== Data in this exercise ==
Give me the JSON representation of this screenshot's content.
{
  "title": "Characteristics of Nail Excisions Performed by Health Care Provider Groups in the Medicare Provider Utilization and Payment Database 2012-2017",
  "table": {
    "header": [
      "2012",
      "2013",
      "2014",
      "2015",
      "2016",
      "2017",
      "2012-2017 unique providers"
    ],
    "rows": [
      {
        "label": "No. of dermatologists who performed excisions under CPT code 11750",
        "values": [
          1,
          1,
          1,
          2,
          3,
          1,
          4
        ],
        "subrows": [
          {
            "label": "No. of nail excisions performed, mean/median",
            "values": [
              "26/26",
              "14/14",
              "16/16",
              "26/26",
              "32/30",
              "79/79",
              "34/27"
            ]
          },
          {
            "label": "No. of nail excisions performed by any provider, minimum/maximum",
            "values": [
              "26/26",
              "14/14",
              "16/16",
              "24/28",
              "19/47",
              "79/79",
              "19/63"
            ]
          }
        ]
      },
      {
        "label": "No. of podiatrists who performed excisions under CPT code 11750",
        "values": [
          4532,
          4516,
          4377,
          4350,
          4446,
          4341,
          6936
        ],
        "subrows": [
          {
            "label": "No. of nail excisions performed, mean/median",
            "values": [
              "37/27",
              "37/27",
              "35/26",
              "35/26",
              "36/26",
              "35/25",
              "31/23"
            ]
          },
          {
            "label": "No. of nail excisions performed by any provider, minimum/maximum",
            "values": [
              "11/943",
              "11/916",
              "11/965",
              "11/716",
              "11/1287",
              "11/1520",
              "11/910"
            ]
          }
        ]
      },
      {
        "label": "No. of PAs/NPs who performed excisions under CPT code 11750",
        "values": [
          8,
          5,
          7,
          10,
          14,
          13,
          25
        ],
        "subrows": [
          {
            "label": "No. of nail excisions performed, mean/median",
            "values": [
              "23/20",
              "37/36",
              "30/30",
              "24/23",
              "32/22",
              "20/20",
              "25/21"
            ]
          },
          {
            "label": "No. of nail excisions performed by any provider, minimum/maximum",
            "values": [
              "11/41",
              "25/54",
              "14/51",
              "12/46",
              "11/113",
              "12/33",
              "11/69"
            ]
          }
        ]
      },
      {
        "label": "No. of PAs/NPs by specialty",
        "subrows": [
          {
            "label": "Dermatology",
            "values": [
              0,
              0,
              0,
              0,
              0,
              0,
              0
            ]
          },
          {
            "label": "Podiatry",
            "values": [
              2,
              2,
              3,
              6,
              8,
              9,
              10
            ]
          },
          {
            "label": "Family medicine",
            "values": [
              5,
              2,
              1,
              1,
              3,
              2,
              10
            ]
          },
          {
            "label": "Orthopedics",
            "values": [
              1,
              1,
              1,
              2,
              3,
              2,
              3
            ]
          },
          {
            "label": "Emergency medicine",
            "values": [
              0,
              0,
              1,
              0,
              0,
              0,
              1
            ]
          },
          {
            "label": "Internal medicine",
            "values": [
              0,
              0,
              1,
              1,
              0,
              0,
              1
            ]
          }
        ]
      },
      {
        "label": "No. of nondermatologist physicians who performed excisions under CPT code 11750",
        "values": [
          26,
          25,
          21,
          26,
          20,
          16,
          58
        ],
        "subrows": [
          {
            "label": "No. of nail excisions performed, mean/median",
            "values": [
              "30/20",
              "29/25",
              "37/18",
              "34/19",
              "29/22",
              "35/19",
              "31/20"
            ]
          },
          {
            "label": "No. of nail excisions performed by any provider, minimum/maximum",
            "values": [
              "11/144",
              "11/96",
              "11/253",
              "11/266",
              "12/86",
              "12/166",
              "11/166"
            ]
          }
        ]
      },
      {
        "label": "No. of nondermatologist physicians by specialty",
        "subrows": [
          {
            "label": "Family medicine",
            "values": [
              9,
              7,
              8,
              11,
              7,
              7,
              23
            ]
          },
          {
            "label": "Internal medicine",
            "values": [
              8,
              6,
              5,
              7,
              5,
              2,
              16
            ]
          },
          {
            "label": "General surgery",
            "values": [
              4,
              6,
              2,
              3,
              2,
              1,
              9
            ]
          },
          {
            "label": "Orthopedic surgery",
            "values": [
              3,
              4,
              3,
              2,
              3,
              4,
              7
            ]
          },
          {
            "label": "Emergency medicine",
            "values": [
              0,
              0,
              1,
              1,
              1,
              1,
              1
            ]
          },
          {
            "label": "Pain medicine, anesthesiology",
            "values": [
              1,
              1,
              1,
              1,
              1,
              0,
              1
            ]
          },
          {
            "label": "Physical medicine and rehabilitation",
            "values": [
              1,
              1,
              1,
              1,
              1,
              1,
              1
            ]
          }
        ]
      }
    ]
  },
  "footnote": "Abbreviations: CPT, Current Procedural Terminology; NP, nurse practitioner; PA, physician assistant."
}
===
(Required task) Go through the listing and copy all of it exactly.

(Result)
Give me the JSON representation of this screenshot's content.
{
  "title": "Characteristics of Nail Excisions Performed by Health Care Provider Groups in the Medicare Provider Utilization and Payment Database 2012-2017",
  "table": {
    "header": [
      "2012",
      "2013",
      "2014",
      "2015",
      "2016",
      "2017",
      "2012-2017 unique providers"
    ],
    "rows": [
      {
        "label": "No. of dermatologists who performed excisions under CPT code 11750",
        "values": [
          1,
          1,
          1,
          2,
          3,
          1,
          4
        ],
        "subrows": [
          {
            "label": "No. of nail excisions performed, mean/median",
            "values": [
              "26/26",
              "14/14",
              "16/16",
              "26/26",
              "32/30",
              "79/79",
              "34/27"
            ]
          },
          {
            "label": "No. of nail excisions performed by any provider, minimum/maximum",
            "values": [
              "26/26",
              "14/14",
              "16/16",
              "24/28",
              "19/47",
              "79/79",
              "19/63"
            ]
          }
        ]
      },
      {
        "label": "No. of podiatrists who performed excisions under CPT code 11750",
        "values": [
          4532,
          4516,
          4377,
          4350,
          4446,
          4341,
          6936
        ],
        "subrows": [
          {
            "label": "No. of nail excisions performed, mean/median",
            "values": [
              "37/27",
              "37/27",
              "35/26",
              "35/26",
              "36/26",
              "35/25",
              "31/23"
            ]
          },
          {
            "label": "No. of nail excisions performed by any provider, minimum/maximum",
            "values": [
              "11/943",
              "11/916",
              "11/965",
              "11/716",
              "11/1287",
              "11/1520",
              "11/910"
            ]
          }
        ]
      },
      {
        "label": "No. of PAs/NPs who performed excisions under CPT code 11750",
        "values": [
          8,
          5,
          7,
          10,
          14,
          13,
          25
        ],
        "subrows": [
          {
            "label": "No. of nail excisions performed, mean/median",
            "values": [
              "23/20",
              "37/36",
              "30/30",
              "24/23",
              "32/22",
              "20/20",
              "25/21"
            ]
          },
          {
            "label": "No. of nail excisions performed by any provider, minimum/maximum",
            "values": [
              "11/41",
              "25/54",
              "14/51",
              "12/46",
              "11/113",
              "12/33",
              "11/69"
            ]
          }
        ]
      },
      {
        "label": "No. of PAs/NPs by specialty",
        "subrows": [
          {
            "label": "Dermatology",
            "values": [
              0,
              0,
              0,
              0,
              0,
              0,
              0
            ]
          },
          {
            "label": "Podiatry",
            "values": [
              2,
              2,
              3,
              6,
              8,
              9,
              10
            ]
          },
          {
            "label": "Family medicine",
            "values": [
              5,
              2,
              1,
              1,
              3,
              2,
              10
            ]
          },
          {
            "label": "Orthopedics",
            "values": [
              1,
              1,
              1,
              2,
              3,
              2,
              3
            ]
          },
          {
            "label": "Emergency medicine",
            "values": [
              0,
              0,
              1,
              0,
              0,
              0,
              1
            ]
          },
          {
            "label": "Internal medicine",
            "values": [
              0,
              0,
              1,
              1,
              0,
              0,
              1
            ]
          }
        ]
      },
      {
        "label": "No. of nondermatologist physicians who performed excisions under CPT code 11750",
        "values": [
          26,
          25,
          21,
          26,
          20,
          16,
          58
        ],
        "subrows": [
          {
            "label": "No. of nail excisions performed, mean/median",
            "values": [
              "30/20",
              "29/25",
              "37/18",
              "34/19",
              "29/22",
              "35/19",
              "31/20"
            ]
          },
          {
            "label": "No. of nail excisions performed by any provider, minimum/maximum",
            "values": [
              "11/144",
              "11/96",
              "11/253",
              "11/266",
              "12/86",
              "12/166",
              "11/166"
            ]
          }
        ]
      },
      {
        "label": "No. of nondermatologist physicians by specialty",
        "subrows": [
          {
            "label": "Family medicine",
            "values": [
              9,
              7,
              8,
              11,
              7,
              7,
              23
            ]
          },
          {
            "label": "Internal medicine",
            "values": [
              8,
              6,
              5,
              7,
              5,
              2,
              16
            ]
          },
          {
            "label": "General surgery",
            "values": [
              4,
              6,
              2,
              3,
              2,
              1,
              9
            ]
          },
          {
            "label": "Orthopedic surgery",
            "values": [
              3,
              4,
              3,
              2,
              3,
              4,
              7
            ]
          },
          {
            "label": "Emergency medicine",
            "values": [
              0,
              0,
              1,
              1,
              1,
              1,
              1
            ]
          },
          {
            "label": "Pain medicine, anesthesiology",
            "values": [
              1,
              1,
              1,
              1,
              1,
              0,
              1
            ]
          },
          {
            "label": "Physical medicine and rehabilitation",
            "values": [
              1,
              1,
              1,
              1,
              1,
              1,
              1
            ]
          }
        ]
      }
    ]
  },
  "footnote": "Abbreviations: CPT, Current Procedural Terminology; NP, nurse practitioner; PA, physician assistant."
}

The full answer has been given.